### Stored data entries

────────────────────────────────────────

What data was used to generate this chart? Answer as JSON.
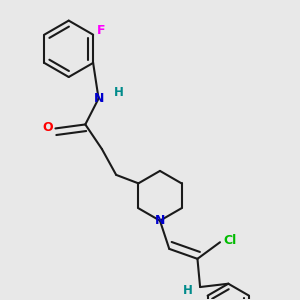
{
  "background_color": "#e8e8e8",
  "bond_color": "#1a1a1a",
  "atom_colors": {
    "F": "#ff00ff",
    "N": "#0000cd",
    "O": "#ff0000",
    "Cl": "#00bb00",
    "H_label": "#008b8b",
    "C": "#1a1a1a"
  },
  "figsize": [
    3.0,
    3.0
  ],
  "dpi": 100
}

────────────────────────────────────────

Keep the pictures out of the copy and return the rest of the data above exactly.

What data was used to generate this chart? Answer as JSON.
{
  "background_color": "#e8e8e8",
  "bond_color": "#1a1a1a",
  "atom_colors": {
    "F": "#ff00ff",
    "N": "#0000cd",
    "O": "#ff0000",
    "Cl": "#00bb00",
    "H_label": "#008b8b",
    "C": "#1a1a1a"
  },
  "figsize": [
    3.0,
    3.0
  ],
  "dpi": 100
}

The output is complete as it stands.